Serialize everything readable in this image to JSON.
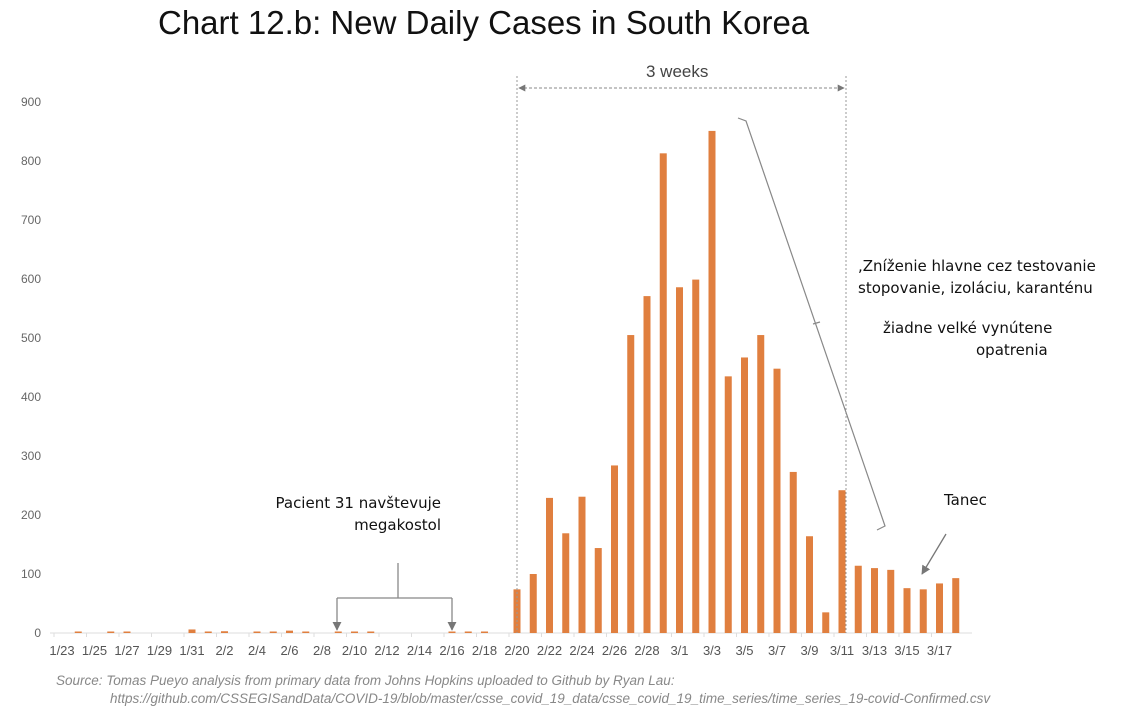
{
  "chart_data": {
    "type": "bar",
    "title": "Chart 12.b: New Daily Cases in South Korea",
    "xlabel": "",
    "ylabel": "",
    "ylim": [
      0,
      900
    ],
    "yticks": [
      0,
      100,
      200,
      300,
      400,
      500,
      600,
      700,
      800,
      900
    ],
    "grid": false,
    "bar_color": "#e07f3f",
    "categories": [
      "1/23",
      "1/24",
      "1/25",
      "1/26",
      "1/27",
      "1/28",
      "1/29",
      "1/30",
      "1/31",
      "2/1",
      "2/2",
      "2/3",
      "2/4",
      "2/5",
      "2/6",
      "2/7",
      "2/8",
      "2/9",
      "2/10",
      "2/11",
      "2/12",
      "2/13",
      "2/14",
      "2/15",
      "2/16",
      "2/17",
      "2/18",
      "2/19",
      "2/20",
      "2/21",
      "2/22",
      "2/23",
      "2/24",
      "2/25",
      "2/26",
      "2/27",
      "2/28",
      "2/29",
      "3/1",
      "3/2",
      "3/3",
      "3/4",
      "3/5",
      "3/6",
      "3/7",
      "3/8",
      "3/9",
      "3/10",
      "3/11",
      "3/12",
      "3/13",
      "3/14",
      "3/15",
      "3/16",
      "3/17",
      "3/18"
    ],
    "xtick_labels": [
      "1/23",
      "1/25",
      "1/27",
      "1/29",
      "1/31",
      "2/2",
      "2/4",
      "2/6",
      "2/8",
      "2/10",
      "2/12",
      "2/14",
      "2/16",
      "2/18",
      "2/20",
      "2/22",
      "2/24",
      "2/26",
      "2/28",
      "3/1",
      "3/3",
      "3/5",
      "3/7",
      "3/9",
      "3/11",
      "3/13",
      "3/15",
      "3/17"
    ],
    "values": [
      0,
      1,
      0,
      1,
      1,
      0,
      0,
      0,
      6,
      1,
      3,
      0,
      1,
      2,
      4,
      1,
      0,
      1,
      1,
      1,
      0,
      0,
      0,
      0,
      1,
      1,
      1,
      0,
      74,
      100,
      229,
      169,
      231,
      144,
      284,
      505,
      571,
      813,
      586,
      599,
      851,
      435,
      467,
      505,
      448,
      273,
      164,
      35,
      242,
      114,
      110,
      107,
      76,
      74,
      84,
      93
    ],
    "annotations": {
      "span_label": "3 weeks",
      "patient": [
        "Pacient 31 navštevuje",
        "megakostol"
      ],
      "reduction": [
        ",Zníženie hlavne cez testovanie",
        "stopovanie, izoláciu, karanténu"
      ],
      "no_measures": [
        "žiadne velké vynútene",
        "opatrenia"
      ],
      "dance": "Tanec"
    }
  },
  "source": {
    "line1": "Source: Tomas Pueyo analysis from primary data from Johns Hopkins uploaded to Github by Ryan Lau:",
    "line2": "https://github.com/CSSEGISandData/COVID-19/blob/master/csse_covid_19_data/csse_covid_19_time_series/time_series_19-covid-Confirmed.csv"
  }
}
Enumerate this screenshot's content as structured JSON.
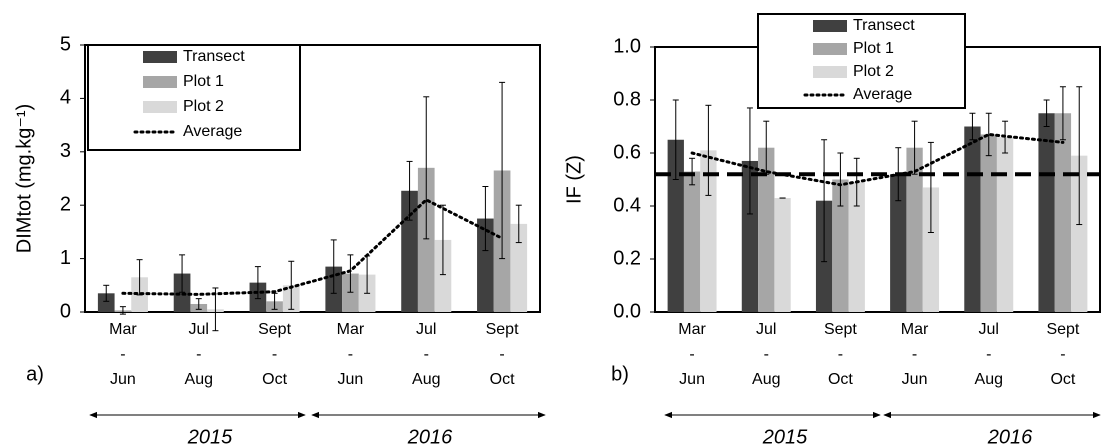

What to work on — Go through the records and pull out each line that includes the word "JSON".

Finished exercise —
Serialize everything readable in this image to JSON.
Enumerate this screenshot's content as structured JSON.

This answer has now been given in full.